__Excerpted data__.
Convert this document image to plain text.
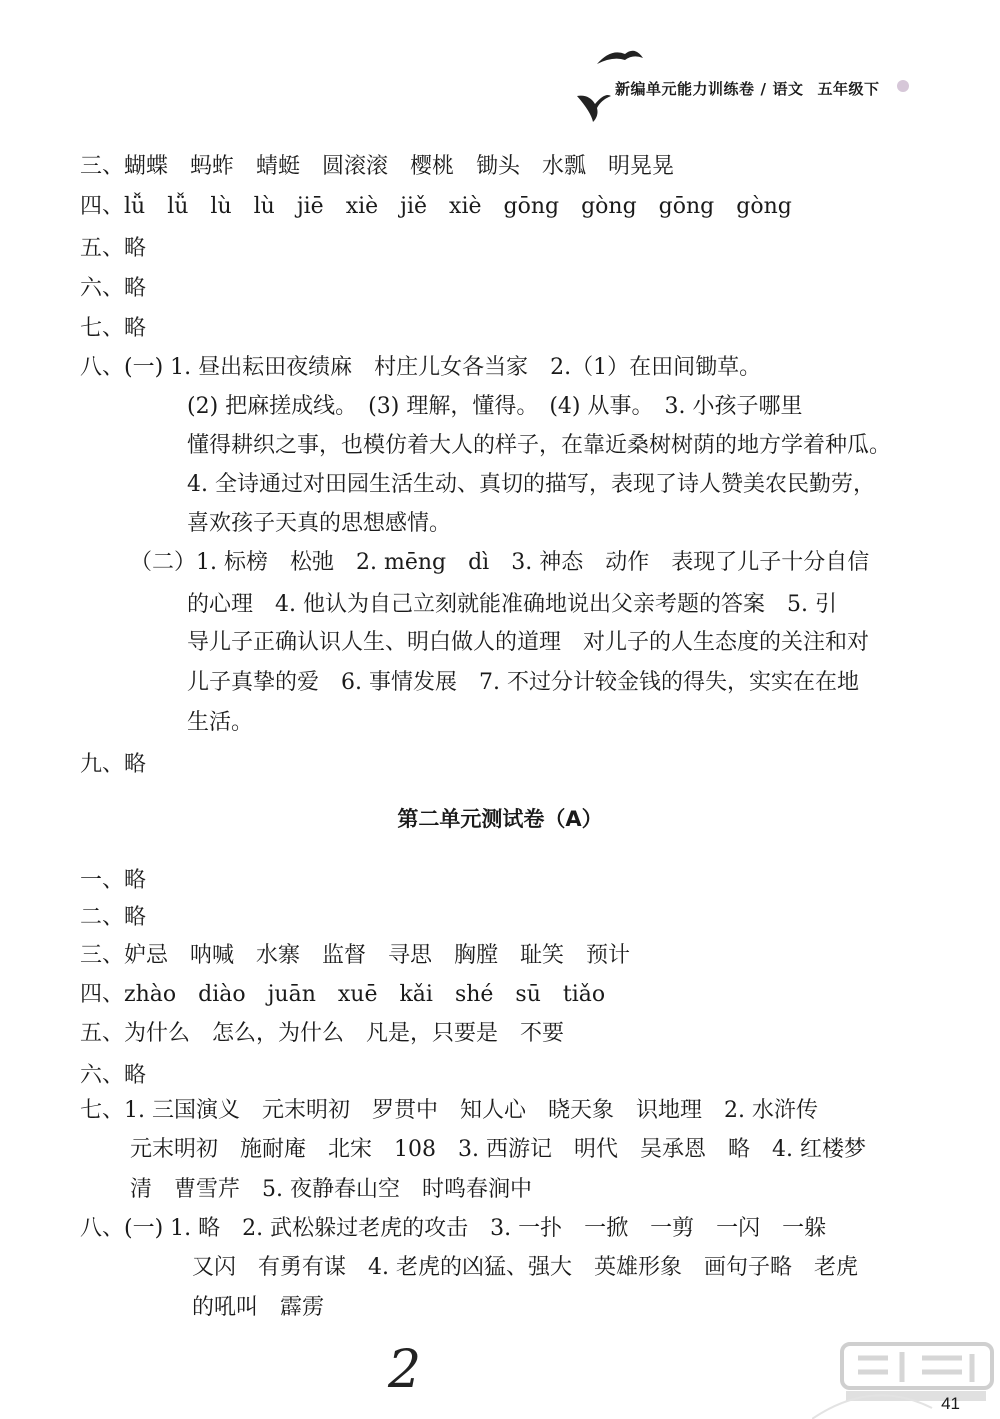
新编单元能力训练卷 / 语文 五年级下
三、蝴蝶　蚂蚱　蜻蜓　圆滚滚　樱桃　锄头　水瓢　明晃晃
四、lǚ　lǚ　lù　lù　jiē　xiè　jiě　xiè　gōng　gòng　gōng　gòng
五、略
六、略
七、略
八、(一) 1. 昼出耘田夜绩麻　村庄儿女各当家　2.（1）在田间锄草。
(2) 把麻搓成线。　(3) 理解，懂得。　(4) 从事。　3. 小孩子哪里
懂得耕织之事，也模仿着大人的样子，在靠近桑树树荫的地方学着种瓜。
4. 全诗通过对田园生活生动、真切的描写，表现了诗人赞美农民勤劳，
喜欢孩子天真的思想感情。
（二）1. 标榜　松弛　2. mēng　dì　3. 神态　动作　表现了儿子十分自信
的心理　4. 他认为自己立刻就能准确地说出父亲考题的答案　5. 引
导儿子正确认识人生、明白做人的道理　对儿子的人生态度的关注和对
儿子真挚的爱　6. 事情发展　7. 不过分计较金钱的得失，实实在在地
生活。
九、略
第二单元测试卷（A）
一、略
二、略
三、妒忌　呐喊　水寨　监督　寻思　胸膛　耻笑　预计
四、zhào　diào　juān　xuē　kǎi　shé　sū　tiǎo
五、为什么　怎么，为什么　凡是，只要是　不要
六、略
七、1. 三国演义　元末明初　罗贯中　知人心　晓天象　识地理　2. 水浒传
元末明初　施耐庵　北宋　108　3. 西游记　明代　吴承恩　略　4. 红楼梦
清　曹雪芹　5. 夜静春山空　时鸣春涧中
八、(一) 1. 略　2. 武松躲过老虎的攻击　3. 一扑　一掀　一剪　一闪　一躲
又闪　有勇有谋　4. 老虎的凶猛、强大　英雄形象　画句子略　老虎
的吼叫　霹雳
2
41
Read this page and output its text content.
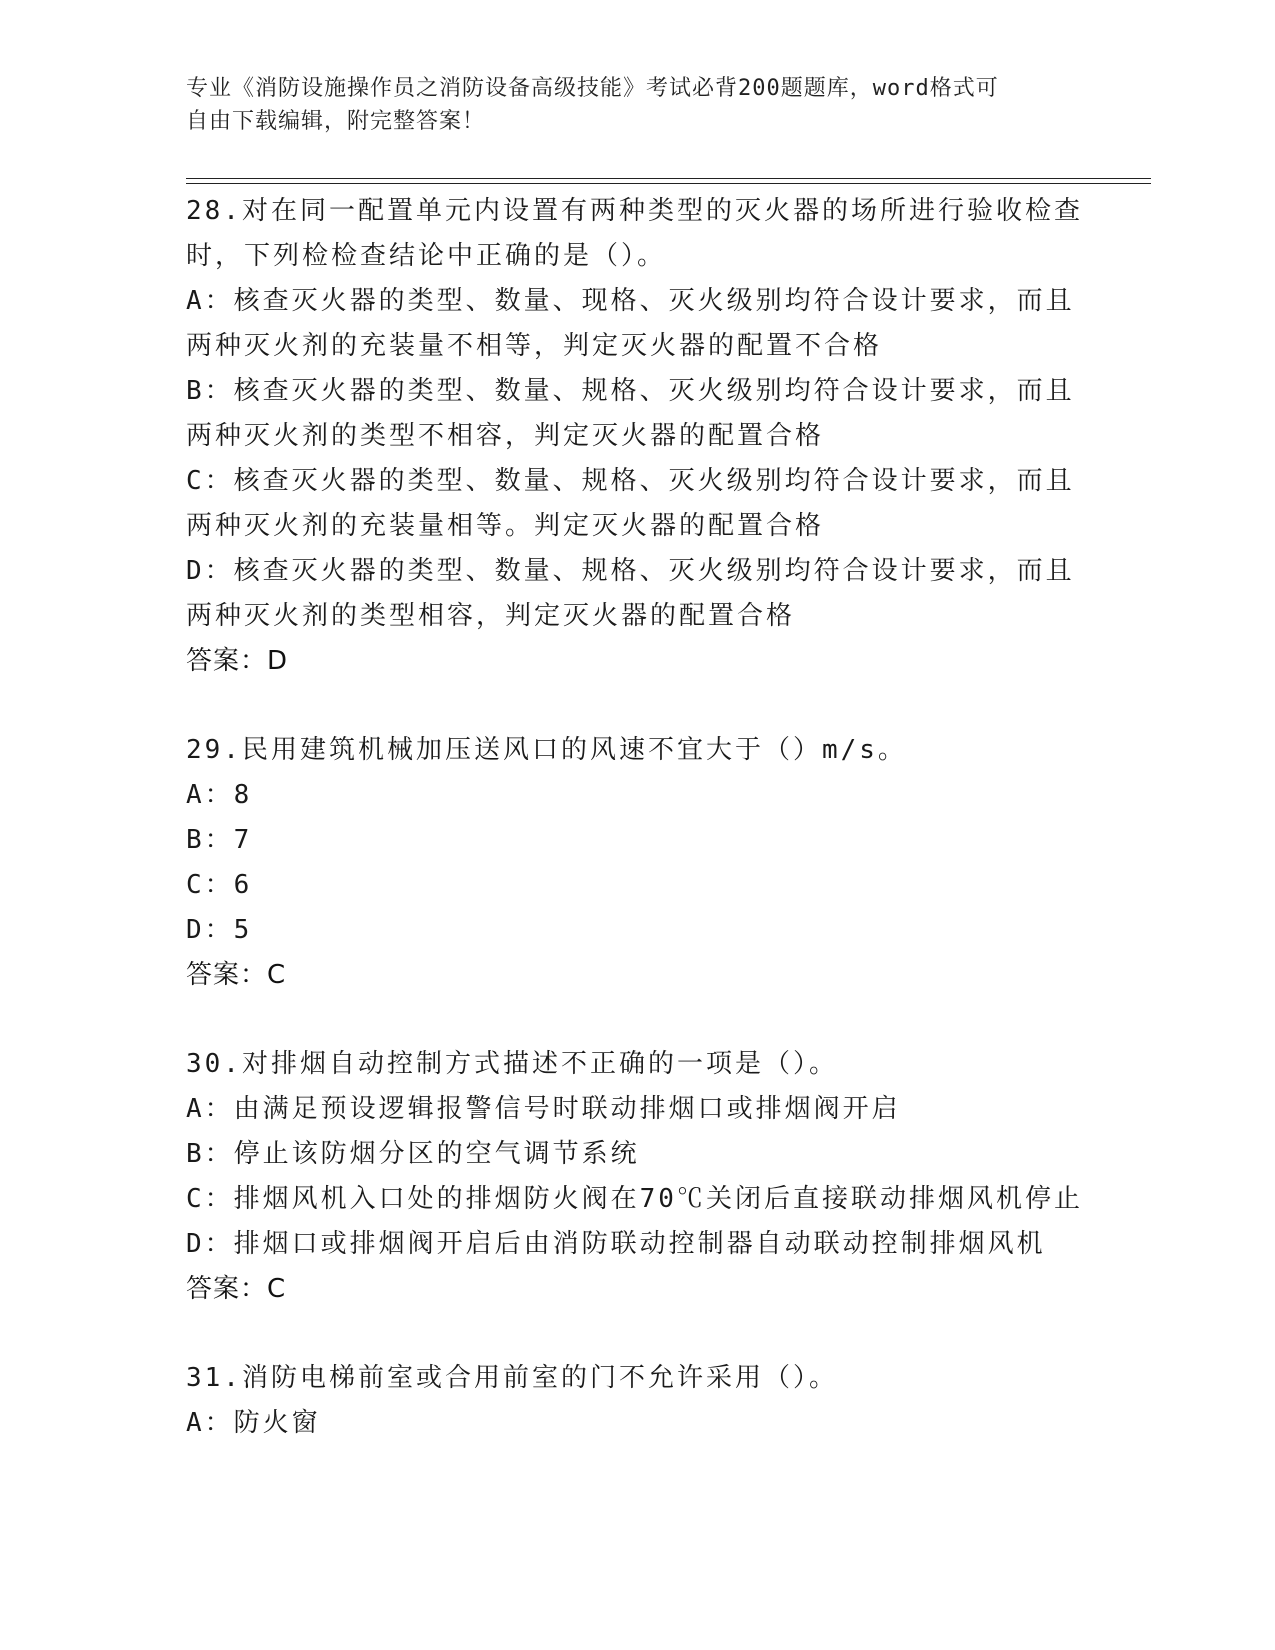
专业《消防设施操作员之消防设备高级技能》考试必背200题题库，word格式可
自由下载编辑，附完整答案！
28.对在同一配置单元内设置有两种类型的灭火器的场所进行验收检查
时，下列检检查结论中正确的是（）。
A：核查灭火器的类型、数量、现格、灭火级别均符合设计要求，而且
两种灭火剂的充装量不相等，判定灭火器的配置不合格
B：核查灭火器的类型、数量、规格、灭火级别均符合设计要求，而且
两种灭火剂的类型不相容，判定灭火器的配置合格
C：核查灭火器的类型、数量、规格、灭火级别均符合设计要求，而且
两种灭火剂的充装量相等。判定灭火器的配置合格
D：核查灭火器的类型、数量、规格、灭火级别均符合设计要求，而且
两种灭火剂的类型相容，判定灭火器的配置合格
答案：D
29.民用建筑机械加压送风口的风速不宜大于（）m/s。
A：8
B：7
C：6
D：5
答案：C
30.对排烟自动控制方式描述不正确的一项是（）。
A：由满足预设逻辑报警信号时联动排烟口或排烟阀开启
B：停止该防烟分区的空气调节系统
C：排烟风机入口处的排烟防火阀在70℃关闭后直接联动排烟风机停止
D：排烟口或排烟阀开启后由消防联动控制器自动联动控制排烟风机
答案：C
31.消防电梯前室或合用前室的门不允许采用（）。
A：防火窗
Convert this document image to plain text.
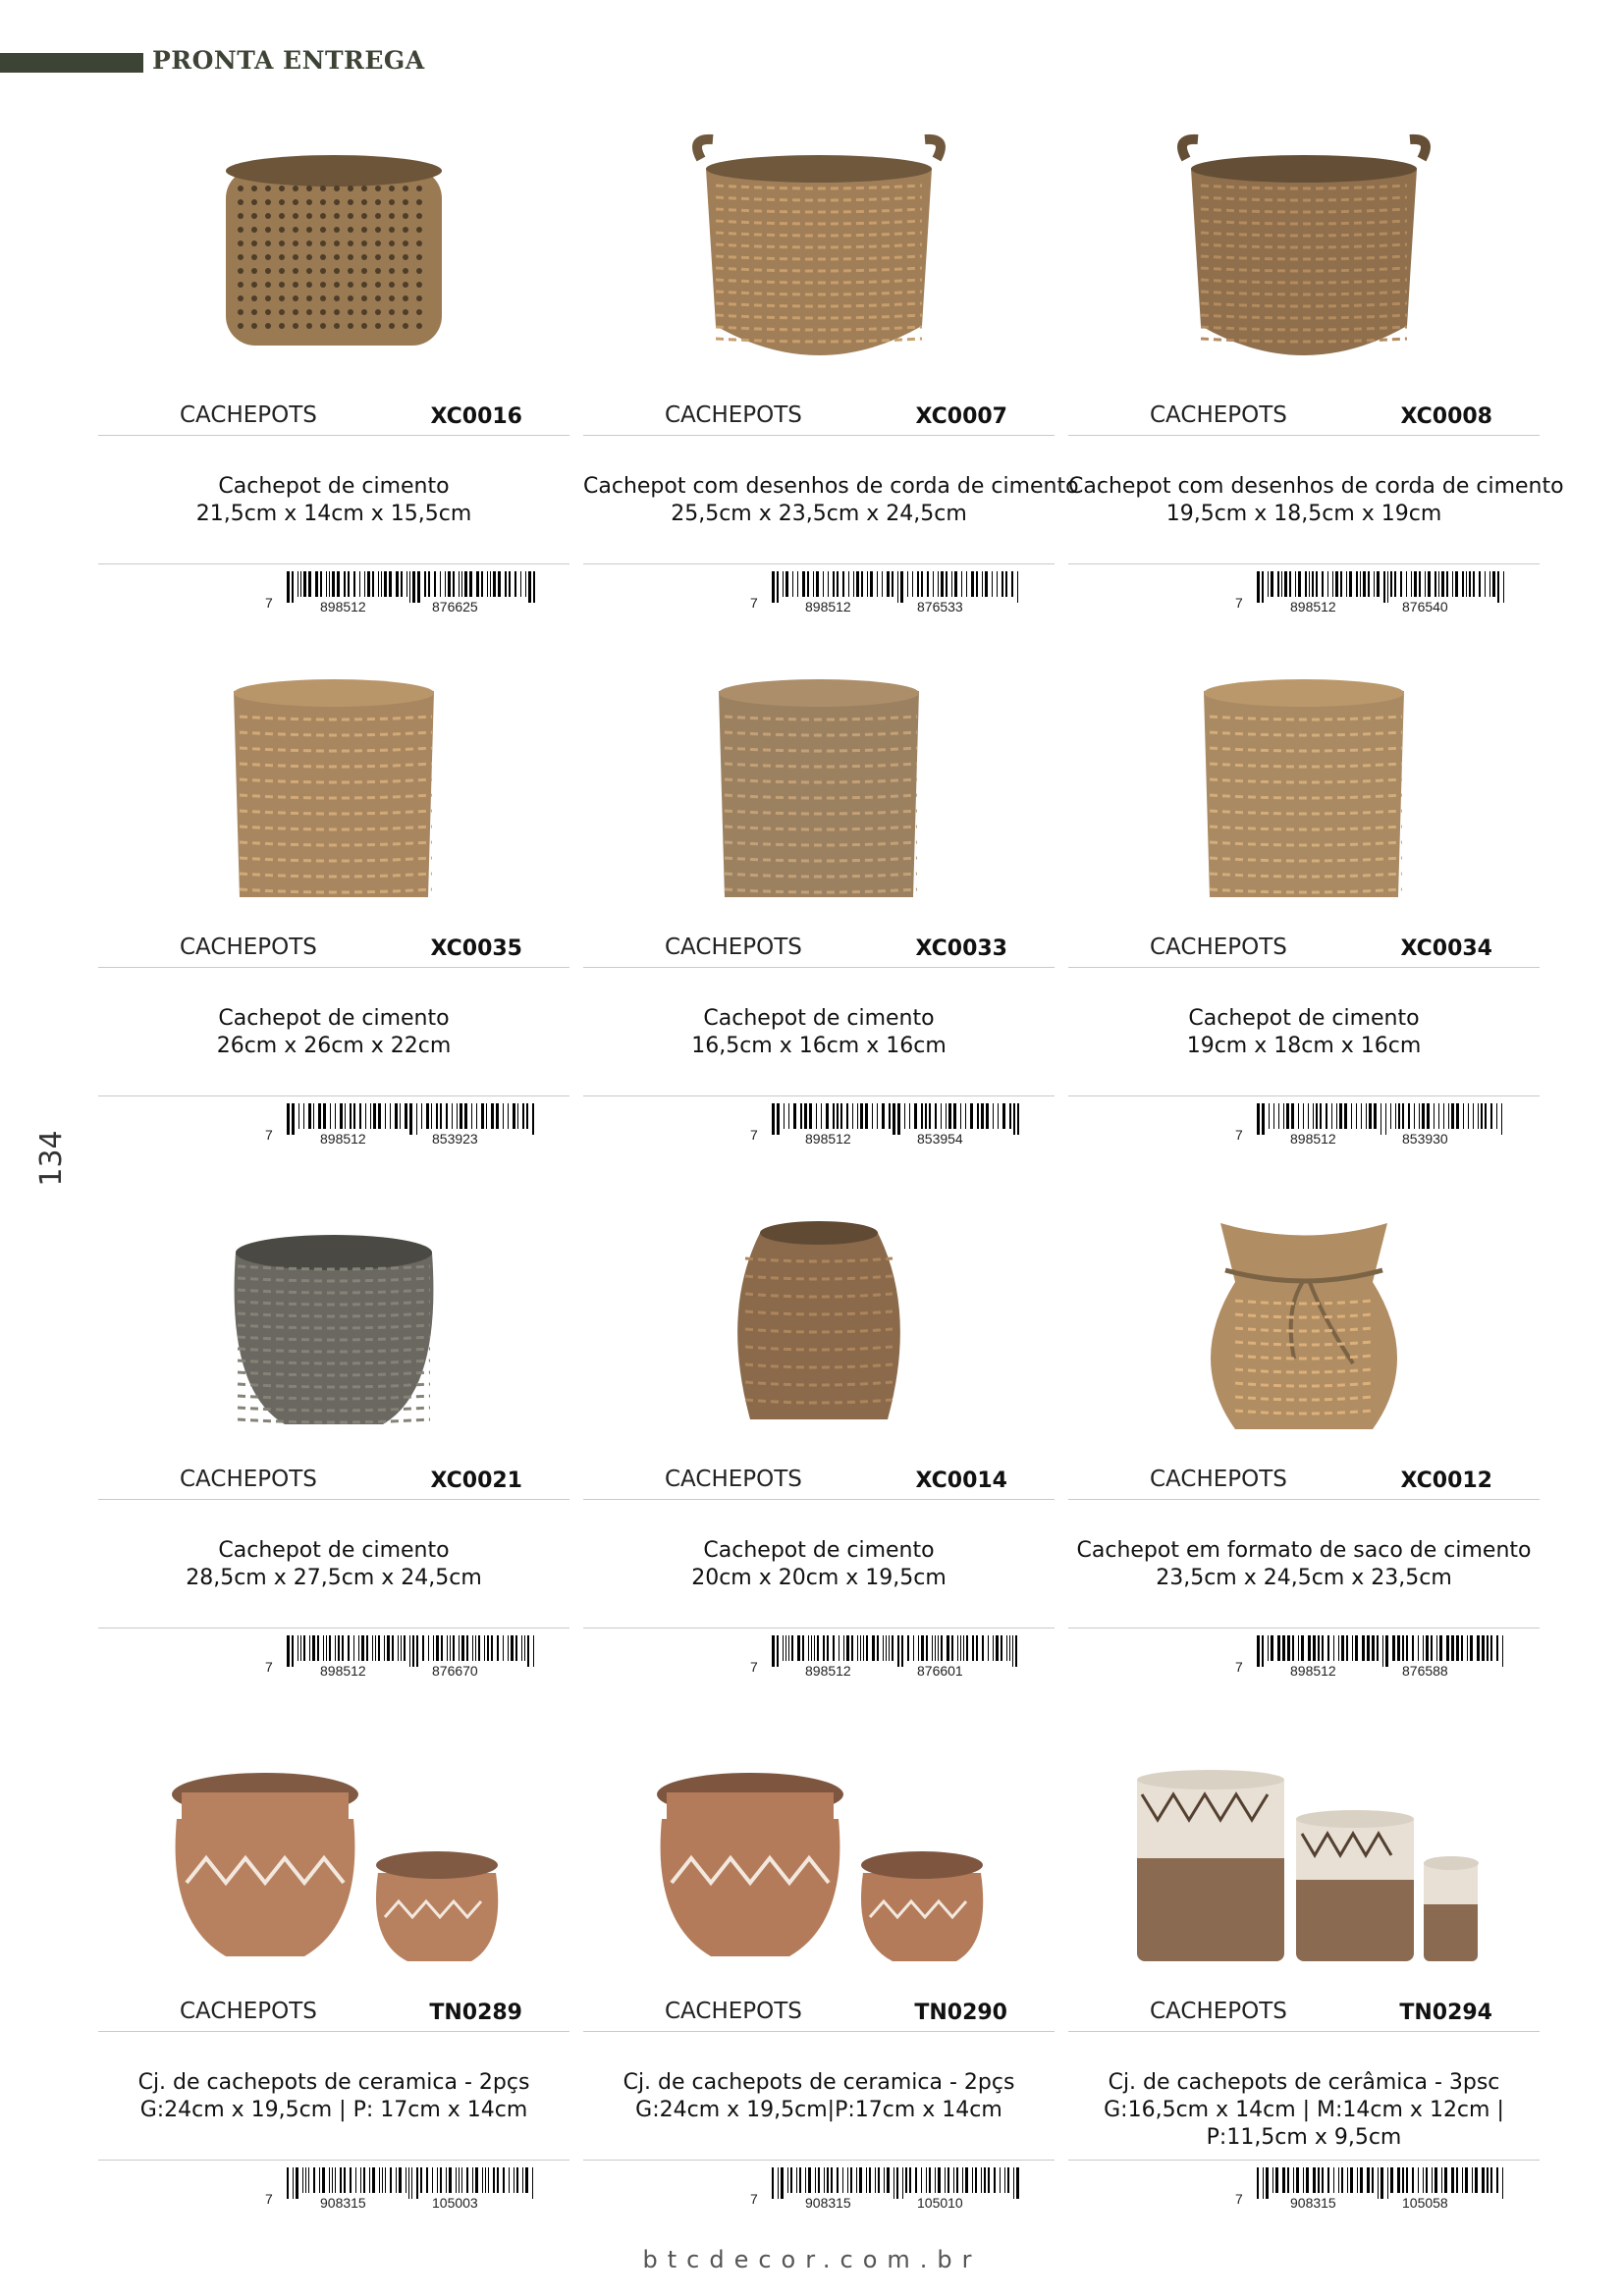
PRONTA ENTREGA
134
CACHEPOTS	XC0016
Cachepot de cimento
21,5cm x 14cm x 15,5cm
7	898512	876625
CACHEPOTS	XC0007
Cachepot com desenhos de corda de cimento
25,5cm x 23,5cm x 24,5cm
7	898512	876533
CACHEPOTS	XC0008
Cachepot com desenhos de corda de cimento
19,5cm x 18,5cm x 19cm
7	898512	876540
CACHEPOTS	XC0035
Cachepot de cimento
26cm x 26cm x 22cm
7	898512	853923
CACHEPOTS	XC0033
Cachepot de cimento
16,5cm x 16cm x 16cm
7	898512	853954
CACHEPOTS	XC0034
Cachepot de cimento
19cm x 18cm x 16cm
7	898512	853930
CACHEPOTS	XC0021
Cachepot de cimento
28,5cm x 27,5cm x 24,5cm
7	898512	876670
CACHEPOTS	XC0014
Cachepot de cimento
20cm x 20cm x 19,5cm
7	898512	876601
CACHEPOTS	XC0012
Cachepot em formato de saco de cimento
23,5cm x 24,5cm x 23,5cm
7	898512	876588
CACHEPOTS	TN0289
Cj. de cachepots de ceramica - 2pçs
G:24cm x 19,5cm | P: 17cm x 14cm
7	908315	105003
CACHEPOTS	TN0290
Cj. de cachepots de ceramica - 2pçs
G:24cm x 19,5cm|P:17cm x 14cm
7	908315	105010
CACHEPOTS	TN0294
Cj. de cachepots de cerâmica - 3psc
G:16,5cm x 14cm | M:14cm x 12cm |
P:11,5cm x 9,5cm
7	908315	105058
btcdecor.com.br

__What is being asked__. Quote in full the listing given above; the images are to be left out.

__Response below__.
Convert this document image to plain text.
新编单元能力训练卷 / 语文 五年级下
三、蝴蝶　蚂蚱　蜻蜓　圆滚滚　樱桃　锄头　水瓢　明晃晃
四、lǚ　lǚ　lù　lù　jiē　xiè　jiě　xiè　gōng　gòng　gōng　gòng
五、略
六、略
七、略
八、(一) 1. 昼出耘田夜绩麻　村庄儿女各当家　2.（1）在田间锄草。
(2) 把麻搓成线。　(3) 理解，懂得。　(4) 从事。　3. 小孩子哪里
懂得耕织之事，也模仿着大人的样子，在靠近桑树树荫的地方学着种瓜。
4. 全诗通过对田园生活生动、真切的描写，表现了诗人赞美农民勤劳，
喜欢孩子天真的思想感情。
（二）1. 标榜　松弛　2. mēng　dì　3. 神态　动作　表现了儿子十分自信
的心理　4. 他认为自己立刻就能准确地说出父亲考题的答案　5. 引
导儿子正确认识人生、明白做人的道理　对儿子的人生态度的关注和对
儿子真挚的爱　6. 事情发展　7. 不过分计较金钱的得失，实实在在地
生活。
九、略
第二单元测试卷（A）
一、略
二、略
三、妒忌　呐喊　水寨　监督　寻思　胸膛　耻笑　预计
四、zhào　diào　juān　xuē　kǎi　shé　sū　tiǎo
五、为什么　怎么，为什么　凡是，只要是　不要
六、略
七、1. 三国演义　元末明初　罗贯中　知人心　晓天象　识地理　2. 水浒传
元末明初　施耐庵　北宋　108　3. 西游记　明代　吴承恩　略　4. 红楼梦
清　曹雪芹　5. 夜静春山空　时鸣春涧中
八、(一) 1. 略　2. 武松躲过老虎的攻击　3. 一扑　一掀　一剪　一闪　一躲
又闪　有勇有谋　4. 老虎的凶猛、强大　英雄形象　画句子略　老虎
的吼叫　霹雳
2
41
Read this page and output its text content.
专业《消防设施操作员之消防设备高级技能》考试必背200题题库，word格式可
自由下载编辑，附完整答案！
28.对在同一配置单元内设置有两种类型的灭火器的场所进行验收检查
时，下列检检查结论中正确的是（）。
A：核查灭火器的类型、数量、现格、灭火级别均符合设计要求，而且
两种灭火剂的充装量不相等，判定灭火器的配置不合格
B：核查灭火器的类型、数量、规格、灭火级别均符合设计要求，而且
两种灭火剂的类型不相容，判定灭火器的配置合格
C：核查灭火器的类型、数量、规格、灭火级别均符合设计要求，而且
两种灭火剂的充装量相等。判定灭火器的配置合格
D：核查灭火器的类型、数量、规格、灭火级别均符合设计要求，而且
两种灭火剂的类型相容，判定灭火器的配置合格
答案：D
29.民用建筑机械加压送风口的风速不宜大于（）m/s。
A：8
B：7
C：6
D：5
答案：C
30.对排烟自动控制方式描述不正确的一项是（）。
A：由满足预设逻辑报警信号时联动排烟口或排烟阀开启
B：停止该防烟分区的空气调节系统
C：排烟风机入口处的排烟防火阀在70℃关闭后直接联动排烟风机停止
D：排烟口或排烟阀开启后由消防联动控制器自动联动控制排烟风机
答案：C
31.消防电梯前室或合用前室的门不允许采用（）。
A：防火窗
Convert this document image to plain text.
PRONTA ENTREGA
134
CACHEPOTS	XC0016
Cachepot de cimento
21,5cm x 14cm x 15,5cm
7	898512	876625
CACHEPOTS	XC0007
Cachepot com desenhos de corda de cimento
25,5cm x 23,5cm x 24,5cm
7	898512	876533
CACHEPOTS	XC0008
Cachepot com desenhos de corda de cimento
19,5cm x 18,5cm x 19cm
7	898512	876540
CACHEPOTS	XC0035
Cachepot de cimento
26cm x 26cm x 22cm
7	898512	853923
CACHEPOTS	XC0033
Cachepot de cimento
16,5cm x 16cm x 16cm
7	898512	853954
CACHEPOTS	XC0034
Cachepot de cimento
19cm x 18cm x 16cm
7	898512	853930
CACHEPOTS	XC0021
Cachepot de cimento
28,5cm x 27,5cm x 24,5cm
7	898512	876670
CACHEPOTS	XC0014
Cachepot de cimento
20cm x 20cm x 19,5cm
7	898512	876601
CACHEPOTS	XC0012
Cachepot em formato de saco de cimento
23,5cm x 24,5cm x 23,5cm
7	898512	876588
CACHEPOTS	TN0289
Cj. de cachepots de ceramica - 2pçs
G:24cm x 19,5cm | P: 17cm x 14cm
7	908315	105003
CACHEPOTS	TN0290
Cj. de cachepots de ceramica - 2pçs
G:24cm x 19,5cm|P:17cm x 14cm
7	908315	105010
CACHEPOTS	TN0294
Cj. de cachepots de cerâmica - 3psc
G:16,5cm x 14cm | M:14cm x 12cm |
P:11,5cm x 9,5cm
7	908315	105058
btcdecor.com.br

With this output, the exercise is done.